Work to be completed: Drop every picture, then print the rest of the listing exactly as given.

Data for analysis:
Segment Open
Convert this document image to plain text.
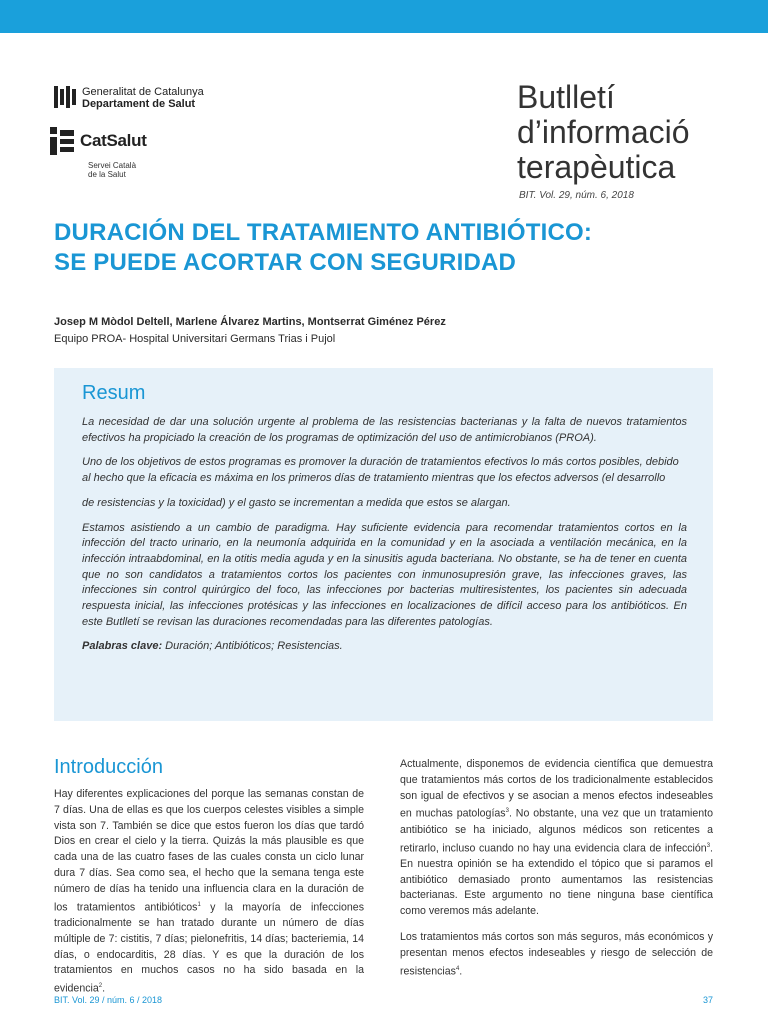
Generalitat de Catalunya
Departament de Salut
CatSalut
Servei Català
de la Salut
Butlletí
d’informació
terapèutica
BIT. Vol. 29, núm. 6, 2018
DURACIÓN DEL TRATAMIENTO ANTIBIÓTICO:
SE PUEDE ACORTAR CON SEGURIDAD
Josep M Mòdol Deltell, Marlene Álvarez Martins, Montserrat Giménez Pérez
Equipo PROA- Hospital Universitari Germans Trias i Pujol
Resum

La necesidad de dar una solución urgente al problema de las resistencias bacterianas y la falta de nuevos tratamientos efectivos ha propiciado la creación de los programas de optimización del uso de antimicrobianos (PROA).

Uno de los objetivos de estos programas es promover la duración de tratamientos efectivos lo más cortos posibles, debido al hecho que la eficacia es máxima en los primeros días de tratamiento mientras que los efectos adversos (el desarrollo

de resistencias y la toxicidad) y el gasto se incrementan a medida que estos se alargan.

Estamos asistiendo a un cambio de paradigma. Hay suficiente evidencia para recomendar tratamientos cortos en la infección del tracto urinario, en la neumonía adquirida en la comunidad y en la asociada a ventilación mecánica, en la infección intraabdominal, en la otitis media aguda y en la sinusitis aguda bacteriana. No obstante, se ha de tener en cuenta que no son candidatos a tratamientos cortos los pacientes con inmunosupresión grave, las infecciones graves, las infecciones sin control quirúrgico del foco, las infecciones por bacterias multiresistentes, los pacientes sin adecuada respuesta inicial, las infecciones protésicas y las infecciones en localizaciones de difícil acceso para los antibióticos. En este Butlletí se revisan las duraciones recomendadas para las diferentes patologías.

Palabras clave: Duración; Antibióticos; Resistencias.

Introducción

Hay diferentes explicaciones del porque las semanas constan de 7 días. Una de ellas es que los cuerpos celestes visibles a simple vista son 7. También se dice que estos fueron los días que tardó Dios en crear el cielo y la tierra. Quizás la más plausible es que cada una de las cuatro fases de las cuales consta un ciclo lunar dura 7 días. Sea como sea, el hecho que la semana tenga este número de días ha tenido una influencia clara en la duración de los tratamientos antibióticos$^1$ y la mayoría de infecciones tradicionalmente se han tratado durante un número de días múltiple de 7: cistitis, 7 días; pielonefritis, 14 días; bacteriemia, 14 días, o endocarditis, 28 días. Y es que la duración de los tratamientos en muchos casos no ha sido basada en la evidencia$^2$.

Actualmente, disponemos de evidencia científica que demuestra que tratamientos más cortos de los tradicionalmente establecidos son igual de efectivos y se asocian a menos efectos indeseables en muchas patologías$^3$. No obstante, una vez que un tratamiento antibiótico se ha iniciado, algunos médicos son reticentes a retirarlo, incluso cuando no hay una evidencia clara de infección$^3$. En nuestra opinión se ha extendido el tópico que si paramos el antibiótico demasiado pronto aumentamos las resistencias bacterianas. Este argumento no tiene ninguna base científica como veremos más adelante.

Los tratamientos más cortos son más seguros, más económicos y presentan menos efectos indeseables y riesgo de selección de resistencias$^4$.

BIT. Vol. 29 / núm. 6 / 2018	37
Segment Closed
Result for this task:
Convert this document image to plain text.
Generalitat de Catalunya
Departament de Salut
CatSalut
Servei Català
de la Salut
Butlletí
d’informació
terapèutica
BIT. Vol. 29, núm. 6, 2018
DURACIÓN DEL TRATAMIENTO ANTIBIÓTICO:
SE PUEDE ACORTAR CON SEGURIDAD
Josep M Mòdol Deltell, Marlene Álvarez Martins, Montserrat Giménez Pérez
Equipo PROA- Hospital Universitari Germans Trias i Pujol
Resum

La necesidad de dar una solución urgente al problema de las resistencias bacterianas y la falta de nuevos tratamientos efectivos ha propiciado la creación de los programas de optimización del uso de antimicrobianos (PROA).

Uno de los objetivos de estos programas es promover la duración de tratamientos efectivos lo más cortos posibles, debido al hecho que la eficacia es máxima en los primeros días de tratamiento mientras que los efectos adversos (el desarrollo

de resistencias y la toxicidad) y el gasto se incrementan a medida que estos se alargan.

Estamos asistiendo a un cambio de paradigma. Hay suficiente evidencia para recomendar tratamientos cortos en la infección del tracto urinario, en la neumonía adquirida en la comunidad y en la asociada a ventilación mecánica, en la infección intraabdominal, en la otitis media aguda y en la sinusitis aguda bacteriana. No obstante, se ha de tener en cuenta que no son candidatos a tratamientos cortos los pacientes con inmunosupresión grave, las infecciones graves, las infecciones sin control quirúrgico del foco, las infecciones por bacterias multiresistentes, los pacientes sin adecuada respuesta inicial, las infecciones protésicas y las infecciones en localizaciones de difícil acceso para los antibióticos. En este Butlletí se revisan las duraciones recomendadas para las diferentes patologías.

Palabras clave: Duración; Antibióticos; Resistencias.

Introducción

Hay diferentes explicaciones del porque las semanas constan de 7 días. Una de ellas es que los cuerpos celestes visibles a simple vista son 7. También se dice que estos fueron los días que tardó Dios en crear el cielo y la tierra. Quizás la más plausible es que cada una de las cuatro fases de las cuales consta un ciclo lunar dura 7 días. Sea como sea, el hecho que la semana tenga este número de días ha tenido una influencia clara en la duración de los tratamientos antibióticos$^1$ y la mayoría de infecciones tradicionalmente se han tratado durante un número de días múltiple de 7: cistitis, 7 días; pielonefritis, 14 días; bacteriemia, 14 días, o endocarditis, 28 días. Y es que la duración de los tratamientos en muchos casos no ha sido basada en la evidencia$^2$.

Actualmente, disponemos de evidencia científica que demuestra que tratamientos más cortos de los tradicionalmente establecidos son igual de efectivos y se asocian a menos efectos indeseables en muchas patologías$^3$. No obstante, una vez que un tratamiento antibiótico se ha iniciado, algunos médicos son reticentes a retirarlo, incluso cuando no hay una evidencia clara de infección$^3$. En nuestra opinión se ha extendido el tópico que si paramos el antibiótico demasiado pronto aumentamos las resistencias bacterianas. Este argumento no tiene ninguna base científica como veremos más adelante.

Los tratamientos más cortos son más seguros, más económicos y presentan menos efectos indeseables y riesgo de selección de resistencias$^4$.

BIT. Vol. 29 / núm. 6 / 2018	37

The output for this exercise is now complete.